• WORK TO DO: What lines of the data hold the string "ylabel"? Pull each one out.

*** PROVIDED RECORDS ***

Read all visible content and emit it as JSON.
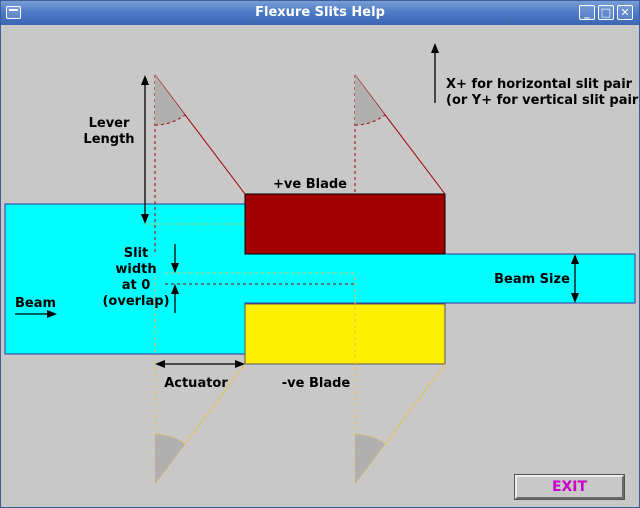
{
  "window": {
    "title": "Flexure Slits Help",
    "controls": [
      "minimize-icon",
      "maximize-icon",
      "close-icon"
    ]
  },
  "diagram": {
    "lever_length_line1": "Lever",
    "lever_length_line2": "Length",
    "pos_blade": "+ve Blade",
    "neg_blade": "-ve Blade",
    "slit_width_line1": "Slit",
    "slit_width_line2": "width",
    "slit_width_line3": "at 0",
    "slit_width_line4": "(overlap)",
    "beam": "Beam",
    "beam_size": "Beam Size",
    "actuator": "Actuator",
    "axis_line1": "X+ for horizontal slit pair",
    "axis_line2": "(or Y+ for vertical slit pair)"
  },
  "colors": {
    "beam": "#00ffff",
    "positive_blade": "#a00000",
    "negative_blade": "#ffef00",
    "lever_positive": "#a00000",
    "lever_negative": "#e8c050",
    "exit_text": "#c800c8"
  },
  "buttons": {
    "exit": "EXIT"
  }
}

***
*** PROVIDED RECORDS ***

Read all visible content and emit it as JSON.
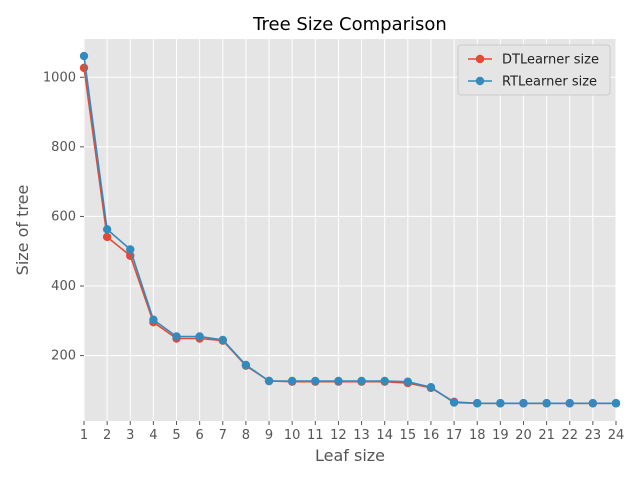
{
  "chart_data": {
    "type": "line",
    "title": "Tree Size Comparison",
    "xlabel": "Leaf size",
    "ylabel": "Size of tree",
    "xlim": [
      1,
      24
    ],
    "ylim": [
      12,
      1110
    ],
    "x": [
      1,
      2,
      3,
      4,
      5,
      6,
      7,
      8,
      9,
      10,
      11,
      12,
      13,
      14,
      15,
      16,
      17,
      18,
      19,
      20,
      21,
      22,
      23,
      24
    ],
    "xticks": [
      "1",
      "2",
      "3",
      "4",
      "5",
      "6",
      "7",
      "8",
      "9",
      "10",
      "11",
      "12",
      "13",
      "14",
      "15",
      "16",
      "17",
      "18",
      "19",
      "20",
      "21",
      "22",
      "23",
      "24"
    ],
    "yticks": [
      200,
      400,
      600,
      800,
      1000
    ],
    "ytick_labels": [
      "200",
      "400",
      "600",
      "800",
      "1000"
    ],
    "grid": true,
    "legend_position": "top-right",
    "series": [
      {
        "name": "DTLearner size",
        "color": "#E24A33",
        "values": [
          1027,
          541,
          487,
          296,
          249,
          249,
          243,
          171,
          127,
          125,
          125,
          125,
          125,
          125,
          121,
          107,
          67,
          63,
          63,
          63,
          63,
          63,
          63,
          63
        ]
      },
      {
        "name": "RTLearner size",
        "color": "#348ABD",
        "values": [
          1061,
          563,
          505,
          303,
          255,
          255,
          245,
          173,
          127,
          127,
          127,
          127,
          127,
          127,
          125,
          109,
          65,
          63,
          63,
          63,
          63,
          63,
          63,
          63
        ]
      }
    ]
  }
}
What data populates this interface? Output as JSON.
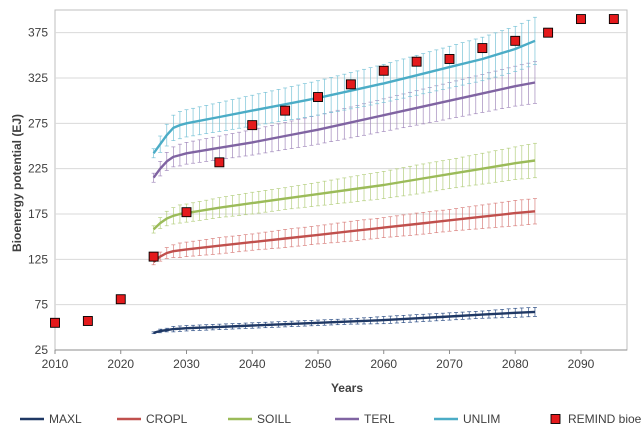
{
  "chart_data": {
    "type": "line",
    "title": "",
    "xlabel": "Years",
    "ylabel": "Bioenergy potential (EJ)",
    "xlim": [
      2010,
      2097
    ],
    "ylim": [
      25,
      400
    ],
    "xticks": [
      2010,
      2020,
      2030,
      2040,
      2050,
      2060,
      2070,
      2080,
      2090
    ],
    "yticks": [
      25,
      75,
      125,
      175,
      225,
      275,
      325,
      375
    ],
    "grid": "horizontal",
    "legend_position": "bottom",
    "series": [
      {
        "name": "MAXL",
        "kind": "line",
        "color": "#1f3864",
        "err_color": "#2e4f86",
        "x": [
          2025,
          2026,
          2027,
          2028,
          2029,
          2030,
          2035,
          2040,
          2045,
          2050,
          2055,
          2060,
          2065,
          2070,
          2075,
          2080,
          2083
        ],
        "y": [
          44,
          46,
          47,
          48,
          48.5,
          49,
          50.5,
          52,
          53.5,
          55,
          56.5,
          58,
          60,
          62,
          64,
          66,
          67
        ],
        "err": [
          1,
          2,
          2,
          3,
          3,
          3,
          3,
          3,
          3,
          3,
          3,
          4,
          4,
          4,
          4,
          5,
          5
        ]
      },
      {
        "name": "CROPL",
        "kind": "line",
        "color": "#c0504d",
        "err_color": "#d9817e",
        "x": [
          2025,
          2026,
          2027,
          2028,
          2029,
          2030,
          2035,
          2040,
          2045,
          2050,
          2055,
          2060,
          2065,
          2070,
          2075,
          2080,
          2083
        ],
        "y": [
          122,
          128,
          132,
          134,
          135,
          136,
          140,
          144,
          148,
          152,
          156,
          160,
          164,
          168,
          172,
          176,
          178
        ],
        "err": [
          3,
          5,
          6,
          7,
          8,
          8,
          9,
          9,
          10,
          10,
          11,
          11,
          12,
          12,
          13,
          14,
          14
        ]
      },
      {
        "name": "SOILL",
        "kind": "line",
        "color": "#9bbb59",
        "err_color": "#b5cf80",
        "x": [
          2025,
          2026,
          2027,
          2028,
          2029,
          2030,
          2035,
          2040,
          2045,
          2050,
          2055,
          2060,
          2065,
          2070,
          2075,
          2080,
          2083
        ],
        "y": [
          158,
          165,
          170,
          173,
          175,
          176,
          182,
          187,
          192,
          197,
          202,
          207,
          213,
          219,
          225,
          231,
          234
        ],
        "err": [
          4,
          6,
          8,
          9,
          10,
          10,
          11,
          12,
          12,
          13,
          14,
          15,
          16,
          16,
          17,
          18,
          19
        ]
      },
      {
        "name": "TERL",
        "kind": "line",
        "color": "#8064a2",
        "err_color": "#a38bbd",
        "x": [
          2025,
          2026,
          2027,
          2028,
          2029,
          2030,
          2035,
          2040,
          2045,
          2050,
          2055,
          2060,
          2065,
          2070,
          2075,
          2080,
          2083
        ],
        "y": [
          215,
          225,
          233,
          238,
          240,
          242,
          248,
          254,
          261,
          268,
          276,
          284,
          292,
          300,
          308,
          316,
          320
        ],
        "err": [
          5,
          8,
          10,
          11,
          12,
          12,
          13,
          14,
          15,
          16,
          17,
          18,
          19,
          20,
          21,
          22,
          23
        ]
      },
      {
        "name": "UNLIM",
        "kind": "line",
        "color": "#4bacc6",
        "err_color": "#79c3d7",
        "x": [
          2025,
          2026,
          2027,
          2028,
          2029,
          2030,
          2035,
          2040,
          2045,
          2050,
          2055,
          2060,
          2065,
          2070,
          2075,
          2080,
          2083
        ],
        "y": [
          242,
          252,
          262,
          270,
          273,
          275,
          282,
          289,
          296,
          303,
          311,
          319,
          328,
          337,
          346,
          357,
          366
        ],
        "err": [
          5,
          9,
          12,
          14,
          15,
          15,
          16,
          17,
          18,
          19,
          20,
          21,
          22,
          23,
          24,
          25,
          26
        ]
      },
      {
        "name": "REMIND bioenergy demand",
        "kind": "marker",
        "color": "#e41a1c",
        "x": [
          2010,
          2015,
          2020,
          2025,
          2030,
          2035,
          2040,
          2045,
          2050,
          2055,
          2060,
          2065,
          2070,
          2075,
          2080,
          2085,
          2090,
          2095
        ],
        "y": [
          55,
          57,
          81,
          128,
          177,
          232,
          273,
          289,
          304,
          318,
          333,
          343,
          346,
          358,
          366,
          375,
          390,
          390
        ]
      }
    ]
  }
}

***

• ANSWER FOR THE TASK:
    "ylabel": "Size of tree",
    "ylabel": "Bioenergy potential (EJ)",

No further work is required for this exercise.